Problem: Reproduce every line in the listing that contains the word "username".

Material for this task:

* * * * *

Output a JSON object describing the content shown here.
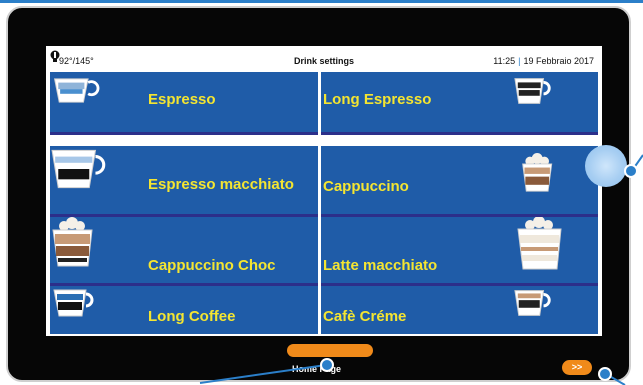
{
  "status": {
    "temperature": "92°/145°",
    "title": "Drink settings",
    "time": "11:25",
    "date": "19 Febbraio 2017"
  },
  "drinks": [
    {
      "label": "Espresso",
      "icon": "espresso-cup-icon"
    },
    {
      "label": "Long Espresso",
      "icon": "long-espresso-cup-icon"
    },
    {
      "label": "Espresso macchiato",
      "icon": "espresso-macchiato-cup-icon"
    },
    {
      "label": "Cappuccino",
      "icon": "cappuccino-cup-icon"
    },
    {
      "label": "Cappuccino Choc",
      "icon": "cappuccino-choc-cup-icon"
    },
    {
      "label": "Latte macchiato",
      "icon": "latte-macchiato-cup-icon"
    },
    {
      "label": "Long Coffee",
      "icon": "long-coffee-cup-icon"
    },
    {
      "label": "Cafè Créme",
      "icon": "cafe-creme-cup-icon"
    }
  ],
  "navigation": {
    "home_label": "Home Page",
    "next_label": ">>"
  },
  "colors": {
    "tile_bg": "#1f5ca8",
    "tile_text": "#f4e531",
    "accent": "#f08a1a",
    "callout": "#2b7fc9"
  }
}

* * * * *

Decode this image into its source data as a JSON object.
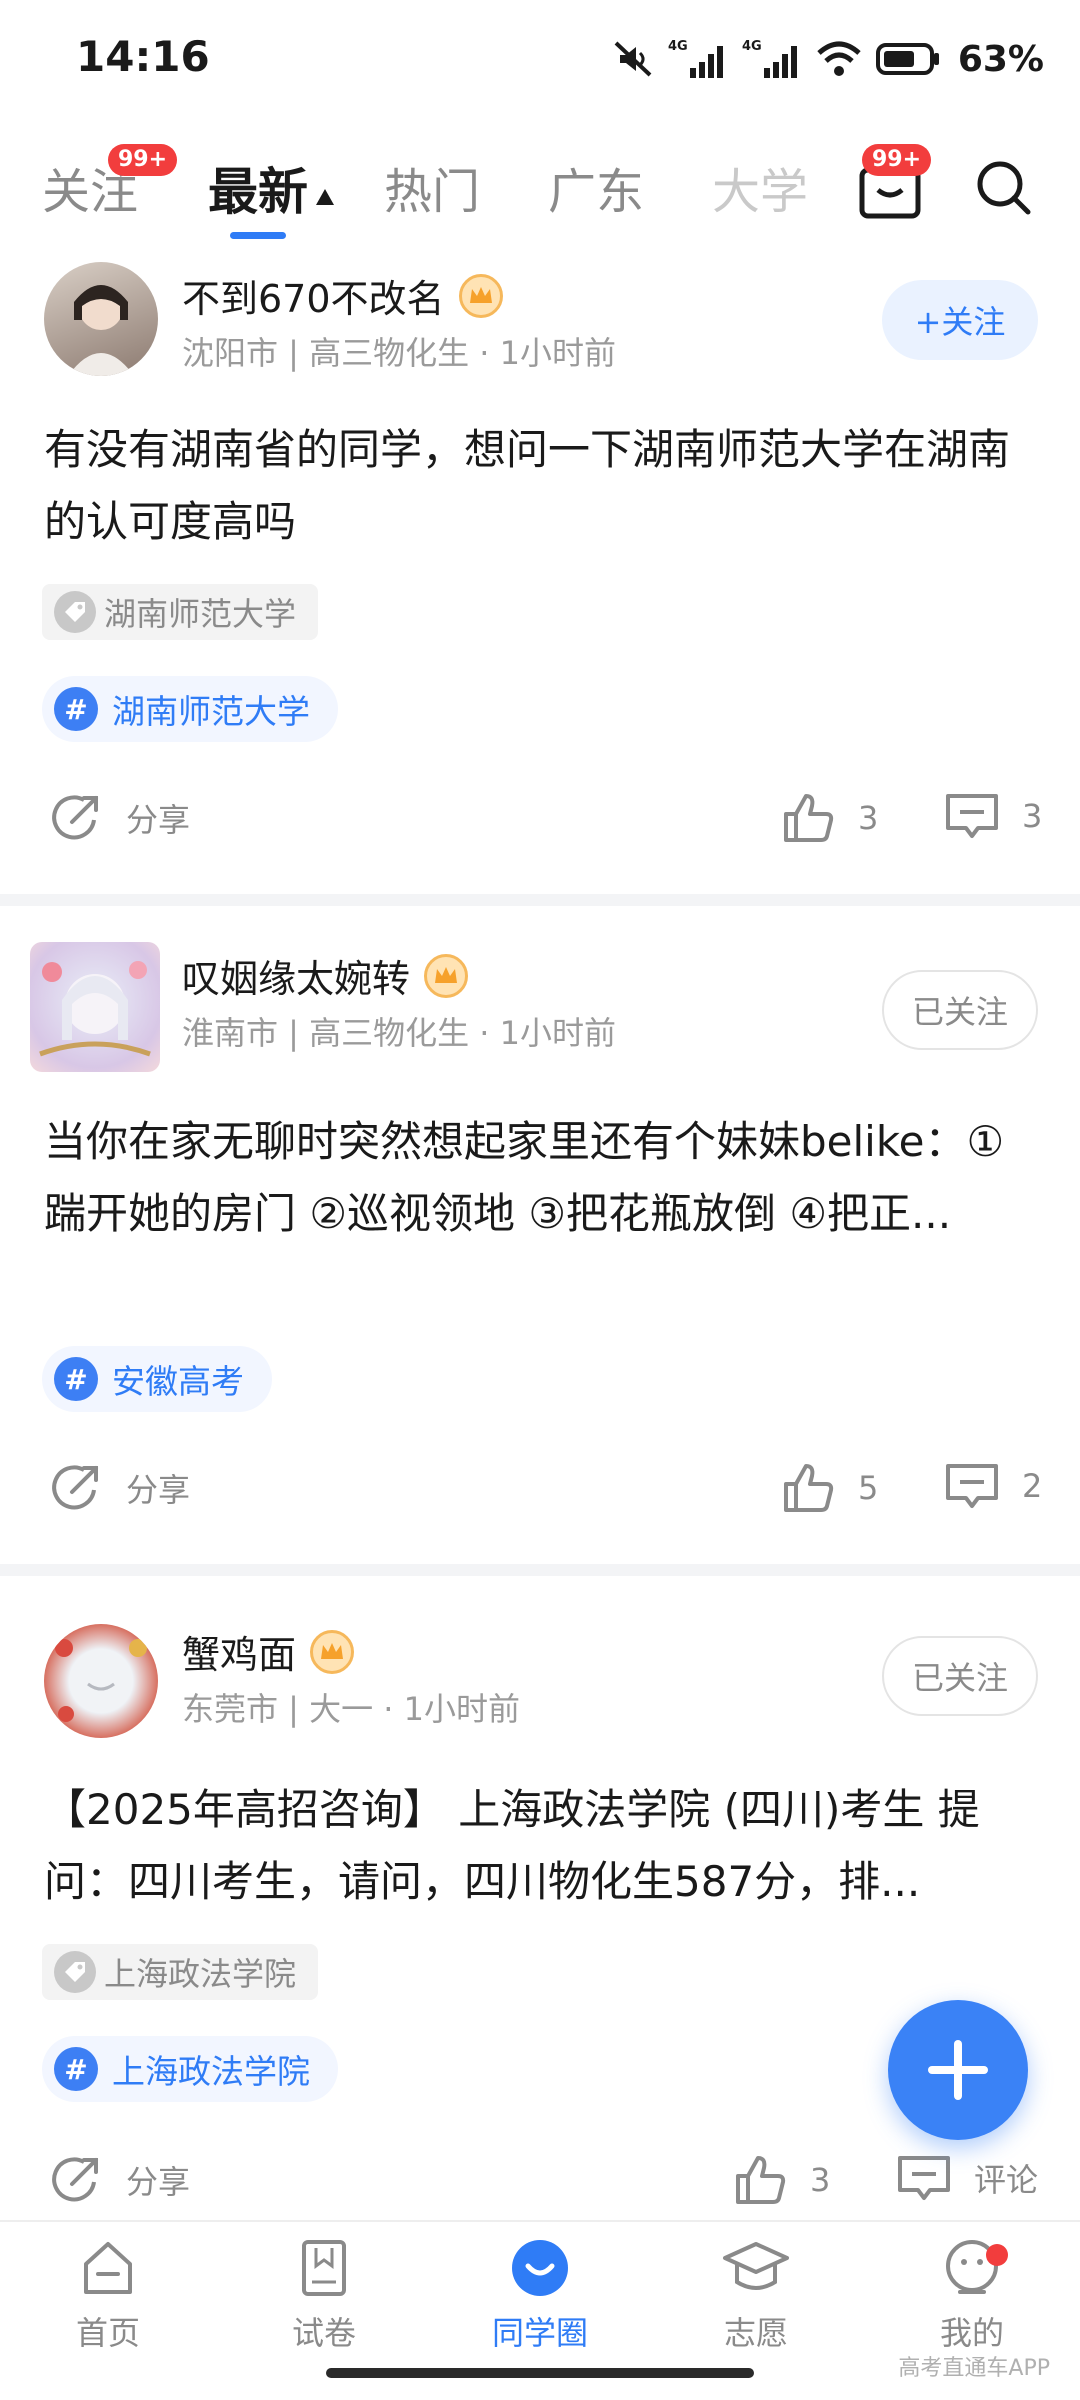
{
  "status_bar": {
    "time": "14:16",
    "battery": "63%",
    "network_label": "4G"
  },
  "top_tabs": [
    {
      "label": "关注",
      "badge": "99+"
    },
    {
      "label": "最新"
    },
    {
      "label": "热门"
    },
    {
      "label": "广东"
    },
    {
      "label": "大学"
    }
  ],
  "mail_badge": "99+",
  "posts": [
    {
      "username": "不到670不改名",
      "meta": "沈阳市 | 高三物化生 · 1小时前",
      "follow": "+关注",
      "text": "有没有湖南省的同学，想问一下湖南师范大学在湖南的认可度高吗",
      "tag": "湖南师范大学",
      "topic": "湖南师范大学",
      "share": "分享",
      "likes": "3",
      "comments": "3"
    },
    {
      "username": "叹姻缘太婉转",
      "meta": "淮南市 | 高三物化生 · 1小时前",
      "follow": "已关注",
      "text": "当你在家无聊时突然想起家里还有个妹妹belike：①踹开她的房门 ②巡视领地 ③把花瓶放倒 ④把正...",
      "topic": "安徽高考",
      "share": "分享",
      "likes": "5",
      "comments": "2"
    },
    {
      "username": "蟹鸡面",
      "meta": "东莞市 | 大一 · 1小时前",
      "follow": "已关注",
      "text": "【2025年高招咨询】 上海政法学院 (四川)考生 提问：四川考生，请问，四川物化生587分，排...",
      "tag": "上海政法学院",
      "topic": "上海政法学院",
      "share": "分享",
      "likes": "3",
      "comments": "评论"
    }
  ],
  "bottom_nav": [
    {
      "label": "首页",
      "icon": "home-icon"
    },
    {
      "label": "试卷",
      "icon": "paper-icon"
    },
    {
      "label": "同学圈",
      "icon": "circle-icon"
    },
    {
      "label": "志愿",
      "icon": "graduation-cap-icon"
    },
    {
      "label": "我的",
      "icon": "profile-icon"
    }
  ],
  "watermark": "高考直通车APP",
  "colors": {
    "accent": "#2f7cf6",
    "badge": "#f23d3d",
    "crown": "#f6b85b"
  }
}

* * * * *

Output of the task:
      "username": "不到670不改名",
      "username": "叹姻缘太婉转",
      "username": "蟹鸡面",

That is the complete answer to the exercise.